# Requirements
From the listing below, extract every line in which the word "chevron" appears.

# Records for this exercise
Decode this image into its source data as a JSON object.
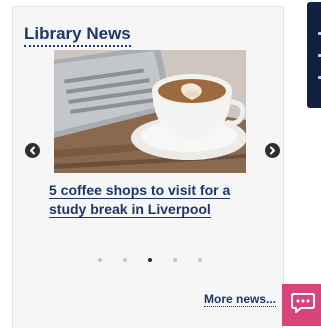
{
  "widget": {
    "title": "Library News",
    "slide": {
      "image_icon": "coffee-laptop-photo",
      "caption": "5 coffee shops to visit for a study break in Liverpool"
    },
    "prev_icon": "chevron-left-circle-icon",
    "next_icon": "chevron-right-circle-icon",
    "pagination": {
      "count": 5,
      "active_index": 2
    },
    "more_link": "More news..."
  },
  "chat": {
    "icon": "chat-bubble-icon",
    "color": "#d9447a"
  },
  "colors": {
    "accent": "#1d3866",
    "panel": "#10213f"
  }
}
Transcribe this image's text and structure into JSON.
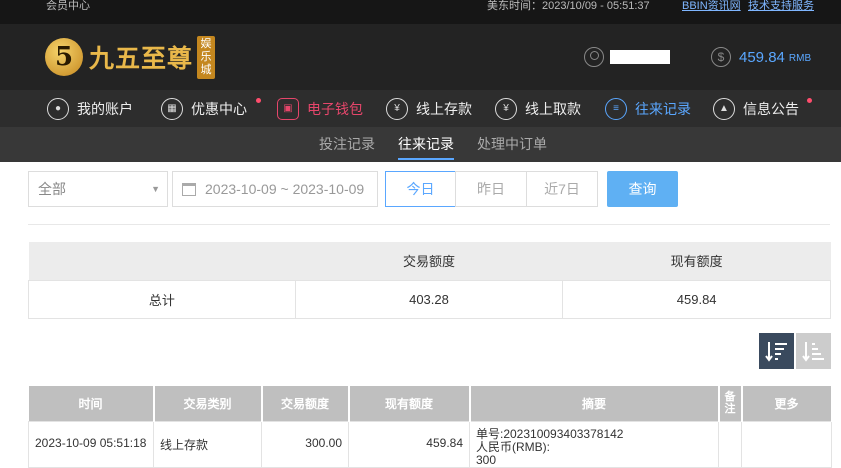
{
  "topbar": {
    "member_center": "会员中心",
    "time_label": "美东时间：2023/10/09 - 05:51:37",
    "info_link": "BBIN资讯网",
    "support_link": "技术支持服务"
  },
  "header": {
    "logo_mark": "5",
    "logo_text": "九五至尊",
    "logo_sub": "娱乐城",
    "balance": "459.84",
    "balance_unit": "RMB",
    "dollar_icon": "$"
  },
  "nav": {
    "items": [
      {
        "label": "我的账户",
        "icon": "user-icon"
      },
      {
        "label": "优惠中心",
        "icon": "gift-icon"
      },
      {
        "label": "电子钱包",
        "icon": "wallet-icon"
      },
      {
        "label": "线上存款",
        "icon": "deposit-icon"
      },
      {
        "label": "线上取款",
        "icon": "withdraw-icon"
      },
      {
        "label": "往来记录",
        "icon": "records-icon"
      },
      {
        "label": "信息公告",
        "icon": "bell-icon"
      }
    ],
    "colors": {
      "accent_red": "#e6466b",
      "accent_blue": "#5aa7ff"
    }
  },
  "subnav": {
    "items": [
      "投注记录",
      "往来记录",
      "处理中订单"
    ]
  },
  "filters": {
    "type_value": "全部",
    "date_range": "2023-10-09 ~ 2023-10-09",
    "quick_today": "今日",
    "quick_yesterday": "昨日",
    "quick_7days": "近7日",
    "search_label": "查询"
  },
  "summary": {
    "headers": [
      "",
      "交易额度",
      "现有额度"
    ],
    "row_label": "总计",
    "amount": "403.28",
    "current": "459.84"
  },
  "records": {
    "headers": [
      "时间",
      "交易类别",
      "交易额度",
      "现有额度",
      "摘要",
      "备注",
      "更多"
    ],
    "rows": [
      {
        "time": "2023-10-09 05:51:18",
        "type": "线上存款",
        "amount": "300.00",
        "current": "459.84",
        "memo_order": "单号:202310093403378142",
        "memo_currency": "人民币(RMB):",
        "memo_value": "300",
        "note": "",
        "more": ""
      }
    ]
  }
}
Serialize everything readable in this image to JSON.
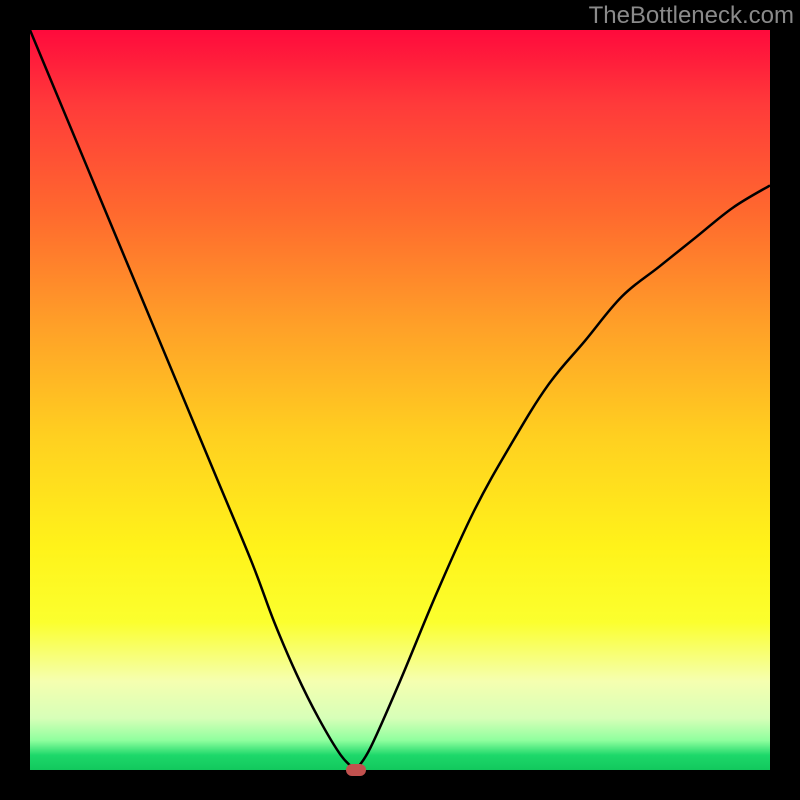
{
  "watermark": "TheBottleneck.com",
  "chart_data": {
    "type": "line",
    "title": "",
    "xlabel": "",
    "ylabel": "",
    "xlim": [
      0,
      100
    ],
    "ylim": [
      0,
      100
    ],
    "grid": false,
    "legend": false,
    "background": {
      "top_color": "#ff0a3c",
      "bottom_color": "#12c85d",
      "description": "vertical gradient red→orange→yellow→green"
    },
    "series": [
      {
        "name": "bottleneck_curve_left",
        "x": [
          0,
          5,
          10,
          15,
          20,
          25,
          30,
          33,
          36,
          39,
          42,
          44
        ],
        "values": [
          100,
          88,
          76,
          64,
          52,
          40,
          28,
          20,
          13,
          7,
          2,
          0
        ],
        "stroke": "#000000"
      },
      {
        "name": "bottleneck_curve_right",
        "x": [
          44,
          46,
          50,
          55,
          60,
          65,
          70,
          75,
          80,
          85,
          90,
          95,
          100
        ],
        "values": [
          0,
          3,
          12,
          24,
          35,
          44,
          52,
          58,
          64,
          68,
          72,
          76,
          79
        ],
        "stroke": "#000000"
      }
    ],
    "marker": {
      "x": 44,
      "y": 0,
      "color": "#c1514e",
      "shape": "rounded-rect"
    }
  }
}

# Written response
    "prev_icon": "chevron-left-circle-icon",
    "next_icon": "chevron-right-circle-icon",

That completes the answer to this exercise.